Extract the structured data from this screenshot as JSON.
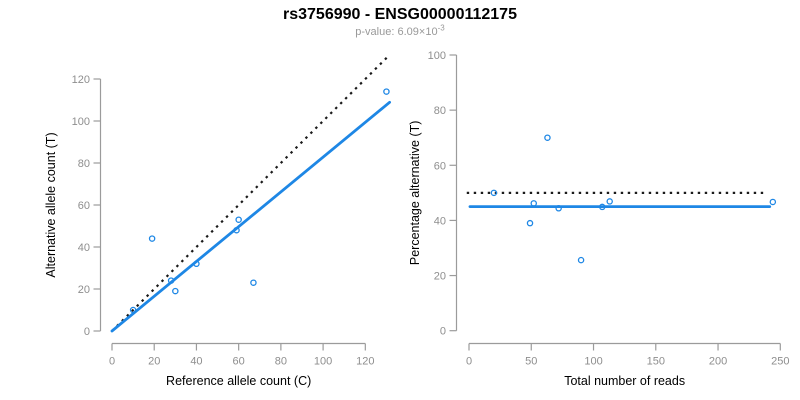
{
  "header": {
    "title": "rs3756990 - ENSG00000112175",
    "subtitle_label": "p-value: ",
    "subtitle_value": "6.09",
    "subtitle_times": "×10",
    "subtitle_exponent": "-3"
  },
  "colors": {
    "accent_blue": "#1E87E5",
    "dotted_line": "#1A1A1A",
    "axis_line": "#9B9B9B",
    "tick_label": "#8E8E8E",
    "axis_title": "#000000",
    "title": "#000000",
    "subtitle": "#999999",
    "background": "#FFFFFF"
  },
  "chart_data": [
    {
      "type": "scatter",
      "name": "allele-counts",
      "xlabel": "Reference allele count (C)",
      "ylabel": "Alternative allele count (T)",
      "xlim": [
        0,
        120
      ],
      "ylim": [
        0,
        120
      ],
      "xticks": [
        0,
        20,
        40,
        60,
        80,
        100,
        120
      ],
      "yticks": [
        0,
        20,
        40,
        60,
        80,
        100,
        120
      ],
      "grid": false,
      "legend": "none",
      "points": [
        [
          10,
          10
        ],
        [
          19,
          44
        ],
        [
          28,
          24
        ],
        [
          30,
          19
        ],
        [
          40,
          32
        ],
        [
          59,
          48
        ],
        [
          60,
          53
        ],
        [
          67,
          23
        ],
        [
          130,
          114
        ]
      ],
      "lines": [
        {
          "name": "identity-line",
          "style": "dotted",
          "color": "dotted_line",
          "x": [
            0,
            130.7
          ],
          "y": [
            0,
            130.7
          ]
        },
        {
          "name": "fit-line",
          "style": "solid",
          "color": "accent_blue",
          "x": [
            0,
            131.5
          ],
          "y": [
            0,
            108.9
          ]
        }
      ]
    },
    {
      "type": "scatter",
      "name": "percentage-vs-coverage",
      "xlabel": "Total number of reads",
      "ylabel": "Percentage alternative (T)",
      "xlim": [
        0,
        250
      ],
      "ylim": [
        0,
        100
      ],
      "xticks": [
        0,
        50,
        100,
        150,
        200,
        250
      ],
      "yticks": [
        0,
        20,
        40,
        60,
        80,
        100
      ],
      "grid": false,
      "legend": "none",
      "points": [
        [
          20,
          50
        ],
        [
          49,
          39
        ],
        [
          52,
          46.2
        ],
        [
          63,
          70
        ],
        [
          72,
          44.4
        ],
        [
          90,
          25.6
        ],
        [
          107,
          44.9
        ],
        [
          113,
          46.9
        ],
        [
          244,
          46.7
        ]
      ],
      "lines": [
        {
          "name": "null-line",
          "style": "dotted",
          "color": "dotted_line",
          "x": [
            -1.8,
            239.5
          ],
          "y": [
            50,
            50
          ]
        },
        {
          "name": "fit-line",
          "style": "solid",
          "color": "accent_blue",
          "x": [
            0.8,
            241.5
          ],
          "y": [
            45,
            45
          ]
        }
      ]
    }
  ]
}
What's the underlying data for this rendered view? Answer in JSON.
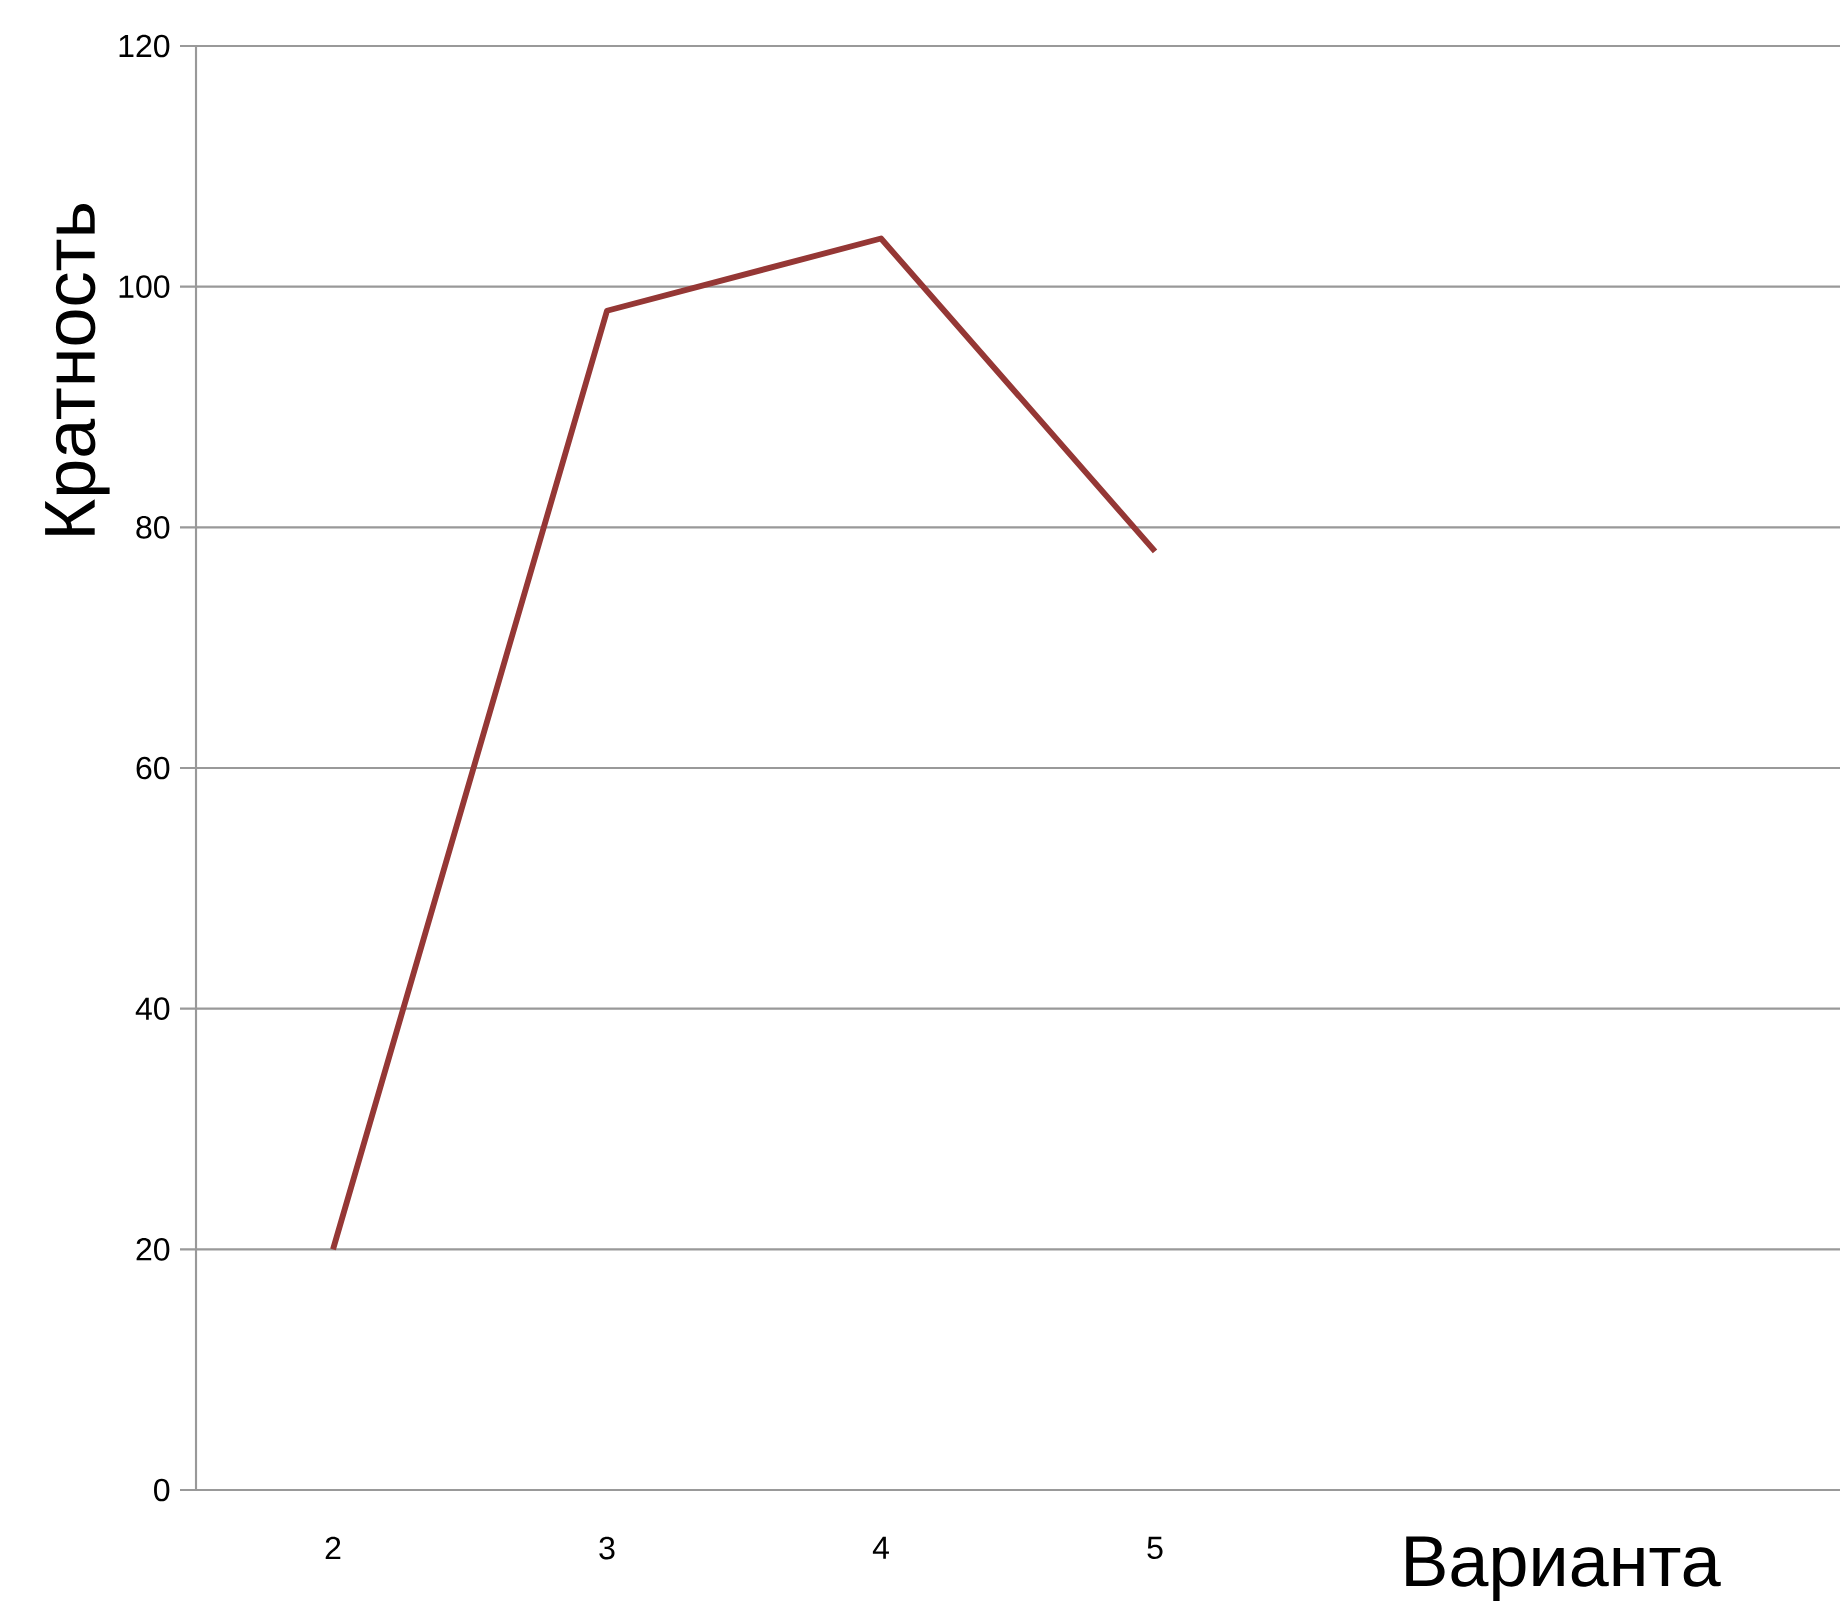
{
  "chart_data": {
    "type": "line",
    "xlabel": "Варианта",
    "ylabel": "Кратность",
    "categories": [
      "2",
      "3",
      "4",
      "5",
      null,
      null
    ],
    "series": [
      {
        "color": "#953735",
        "values": [
          20,
          98,
          104,
          78,
          null,
          null
        ]
      }
    ],
    "ylim": [
      0,
      120
    ],
    "yticks": [
      0,
      20,
      40,
      60,
      80,
      100,
      120
    ],
    "grid": "y",
    "marker": "none",
    "line_style": "solid"
  }
}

========

What to do
Set down every record once more, word for word, without pictures.

Exercise output
Extract the structured data from this screenshot as JSON.
{
  "header": {
    "title": "rs3756990 - ENSG00000112175",
    "subtitle_label": "p-value: ",
    "subtitle_value": "6.09",
    "subtitle_times": "×10",
    "subtitle_exponent": "-3"
  },
  "colors": {
    "accent_blue": "#1E87E5",
    "dotted_line": "#1A1A1A",
    "axis_line": "#9B9B9B",
    "tick_label": "#8E8E8E",
    "axis_title": "#000000",
    "title": "#000000",
    "subtitle": "#999999",
    "background": "#FFFFFF"
  },
  "chart_data": [
    {
      "type": "scatter",
      "name": "allele-counts",
      "xlabel": "Reference allele count (C)",
      "ylabel": "Alternative allele count (T)",
      "xlim": [
        0,
        120
      ],
      "ylim": [
        0,
        120
      ],
      "xticks": [
        0,
        20,
        40,
        60,
        80,
        100,
        120
      ],
      "yticks": [
        0,
        20,
        40,
        60,
        80,
        100,
        120
      ],
      "grid": false,
      "legend": "none",
      "points": [
        [
          10,
          10
        ],
        [
          19,
          44
        ],
        [
          28,
          24
        ],
        [
          30,
          19
        ],
        [
          40,
          32
        ],
        [
          59,
          48
        ],
        [
          60,
          53
        ],
        [
          67,
          23
        ],
        [
          130,
          114
        ]
      ],
      "lines": [
        {
          "name": "identity-line",
          "style": "dotted",
          "color": "dotted_line",
          "x": [
            0,
            130.7
          ],
          "y": [
            0,
            130.7
          ]
        },
        {
          "name": "fit-line",
          "style": "solid",
          "color": "accent_blue",
          "x": [
            0,
            131.5
          ],
          "y": [
            0,
            108.9
          ]
        }
      ]
    },
    {
      "type": "scatter",
      "name": "percentage-vs-coverage",
      "xlabel": "Total number of reads",
      "ylabel": "Percentage alternative (T)",
      "xlim": [
        0,
        250
      ],
      "ylim": [
        0,
        100
      ],
      "xticks": [
        0,
        50,
        100,
        150,
        200,
        250
      ],
      "yticks": [
        0,
        20,
        40,
        60,
        80,
        100
      ],
      "grid": false,
      "legend": "none",
      "points": [
        [
          20,
          50
        ],
        [
          49,
          39
        ],
        [
          52,
          46.2
        ],
        [
          63,
          70
        ],
        [
          72,
          44.4
        ],
        [
          90,
          25.6
        ],
        [
          107,
          44.9
        ],
        [
          113,
          46.9
        ],
        [
          244,
          46.7
        ]
      ],
      "lines": [
        {
          "name": "null-line",
          "style": "dotted",
          "color": "dotted_line",
          "x": [
            -1.8,
            239.5
          ],
          "y": [
            50,
            50
          ]
        },
        {
          "name": "fit-line",
          "style": "solid",
          "color": "accent_blue",
          "x": [
            0.8,
            241.5
          ],
          "y": [
            45,
            45
          ]
        }
      ]
    }
  ]
}
What's the underlying data for this rendered view? Answer in JSON.
{
  "chart_data": {
    "type": "line",
    "xlabel": "Варианта",
    "ylabel": "Кратность",
    "categories": [
      "2",
      "3",
      "4",
      "5",
      null,
      null
    ],
    "series": [
      {
        "color": "#953735",
        "values": [
          20,
          98,
          104,
          78,
          null,
          null
        ]
      }
    ],
    "ylim": [
      0,
      120
    ],
    "yticks": [
      0,
      20,
      40,
      60,
      80,
      100,
      120
    ],
    "grid": "y",
    "marker": "none",
    "line_style": "solid"
  }
}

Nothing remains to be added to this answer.